YOUR TASK:
Reproduce the post on The Five People You Meet in Heaven starting at "Christians in general, and" and ending at "unfortunate mind-set. Why?", substituting "entertainment elite" for "Hollywood elite".

PROVIDED PASSAGE:
begin

Monday, December 06, 2004

Life in a Graveyard

It has literally been nearly twenty years since last I sat down to intentionally watch a broadcast television event. The occasion? Mitch Albom’s book-turned-movie, The Five People You Meet in Heaven. It may become for the pagans what It’s a Wonderful Life has been for Christians – a ritual holiday event.

Christians in general, and Catholics in particular, have been raging for years about the Hollywood elite and their stranglehold on the culture. Nearly 20 books have been written on the slanders propagated by Dan Brown’s The Da Vinci Code alone (and I must say, I contributed to that particular double-digit assault). We complain, and rightly so, about "art" like Piss Christ and the dung-smeared "portrait" of the Blessed Virgin, we wail about the Kinsey movie, we defend the Passion of the Christ against scurrilous attacks, in short, we get so defensive that we see demons behind every door.

It is an unfortunate mind-set. Why?

When something good comes along, we should trumpet it to the heavens. Instead, tired from our defense of Christianity and culture, we tend to collapse into the nearest soft chair and exclaim quietly to ourselves, "Finally! Something nice!"

This is likewise unfortunate. We should spend as much time, more time, applauding the good than we do excoriating the bad. But it is a sign of original sin that we do the reverse.

So, today I again fight against my own nature to point out this fact. The Five People You Meet in Heaven may have been written by a non-Christian, it may even have certain New Age tendencies, but it is an essentially Christian work. For those who have been exposed to neither the movie nor the book, the story is relatively simple. Eddie, a maintenance man at an amusement park dies and goes to heaven, where he meets five people who help him understand his life, where it was right and how it went wrong. The premise of the movie corresponds almost exactly to the Catholic understanding: nothing unclean can enter heaven, so we need to be cleansed of our imperfections before we meet God. This can happen on earth (though few of us spend enough time doing it) or in heaven’s mud-room, Purgatory.

Christian symbolism and references abound in the book, and to a lesser extent, in the movie. Four of the five encounters have implicit baptismal references (seashells, driving rain, ankle-deep snow and a river), while the fifth revolves around weddings. In each encounter, the person Eddie meets explains how some vice kept him from realizing a virtue. The story never uses the words "vice" and "virtue," of course, nor are the discussions even obviously a dialogue about these concepts, but that is what lies at the center of each discussion.

end

RECORD EXTRACTS:
begin

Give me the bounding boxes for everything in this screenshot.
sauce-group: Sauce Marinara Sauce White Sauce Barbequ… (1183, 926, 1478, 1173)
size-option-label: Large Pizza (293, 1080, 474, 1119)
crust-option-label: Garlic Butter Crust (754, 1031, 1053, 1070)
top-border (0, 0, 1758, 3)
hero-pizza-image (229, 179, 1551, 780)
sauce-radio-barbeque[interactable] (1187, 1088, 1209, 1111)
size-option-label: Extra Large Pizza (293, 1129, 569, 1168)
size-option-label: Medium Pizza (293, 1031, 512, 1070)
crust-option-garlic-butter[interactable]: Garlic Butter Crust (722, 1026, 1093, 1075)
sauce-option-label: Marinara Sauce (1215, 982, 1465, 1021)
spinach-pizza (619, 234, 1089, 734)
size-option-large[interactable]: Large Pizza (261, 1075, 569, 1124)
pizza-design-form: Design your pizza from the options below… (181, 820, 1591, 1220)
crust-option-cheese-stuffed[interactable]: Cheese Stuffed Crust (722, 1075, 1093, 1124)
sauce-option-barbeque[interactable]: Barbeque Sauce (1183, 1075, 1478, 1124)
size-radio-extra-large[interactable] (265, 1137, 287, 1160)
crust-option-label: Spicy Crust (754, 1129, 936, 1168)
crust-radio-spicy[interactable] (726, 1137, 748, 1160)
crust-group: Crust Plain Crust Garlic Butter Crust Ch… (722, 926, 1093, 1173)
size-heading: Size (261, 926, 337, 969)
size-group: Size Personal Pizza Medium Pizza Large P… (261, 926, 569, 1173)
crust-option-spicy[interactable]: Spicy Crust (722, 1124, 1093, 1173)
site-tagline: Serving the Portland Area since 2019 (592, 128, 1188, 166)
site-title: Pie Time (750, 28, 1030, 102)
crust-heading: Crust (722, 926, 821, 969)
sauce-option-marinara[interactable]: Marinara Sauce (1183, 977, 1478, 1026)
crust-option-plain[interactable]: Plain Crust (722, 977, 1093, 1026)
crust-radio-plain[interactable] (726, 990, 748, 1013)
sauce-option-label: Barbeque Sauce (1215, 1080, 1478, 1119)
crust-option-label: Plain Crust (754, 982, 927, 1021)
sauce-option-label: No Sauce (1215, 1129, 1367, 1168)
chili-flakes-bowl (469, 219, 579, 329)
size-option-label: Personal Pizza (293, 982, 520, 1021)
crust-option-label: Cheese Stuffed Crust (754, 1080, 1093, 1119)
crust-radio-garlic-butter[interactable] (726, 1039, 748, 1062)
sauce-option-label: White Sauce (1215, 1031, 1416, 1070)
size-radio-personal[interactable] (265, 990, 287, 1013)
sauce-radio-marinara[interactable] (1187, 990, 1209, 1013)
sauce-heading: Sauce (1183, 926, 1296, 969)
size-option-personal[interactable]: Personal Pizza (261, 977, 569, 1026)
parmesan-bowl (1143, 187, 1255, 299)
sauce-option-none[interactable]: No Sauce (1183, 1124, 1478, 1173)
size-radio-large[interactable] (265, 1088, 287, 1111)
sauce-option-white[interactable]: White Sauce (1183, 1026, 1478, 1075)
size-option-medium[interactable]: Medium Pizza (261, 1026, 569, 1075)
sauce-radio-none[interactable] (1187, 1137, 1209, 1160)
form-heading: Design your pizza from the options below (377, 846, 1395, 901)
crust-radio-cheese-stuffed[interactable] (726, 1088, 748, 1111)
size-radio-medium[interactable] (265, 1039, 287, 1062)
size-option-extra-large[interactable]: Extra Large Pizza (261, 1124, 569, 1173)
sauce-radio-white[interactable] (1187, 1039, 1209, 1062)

end

EXERCISE OUTPUT:
Christians in general, and Catholics in particular, have been raging for years about the entertainment elite and their stranglehold on the culture. Nearly 20 books have been written on the slanders propagated by Dan Brown’s The Da Vinci Code alone (and I must say, I contributed to that particular double-digit assault). We complain, and rightly so, about "art" like Piss Christ and the dung-smeared "portrait" of the Blessed Virgin, we wail about the Kinsey movie, we defend the Passion of the Christ against scurrilous attacks, in short, we get so defensive that we see demons behind every door.

It is an unfortunate mind-set. Why?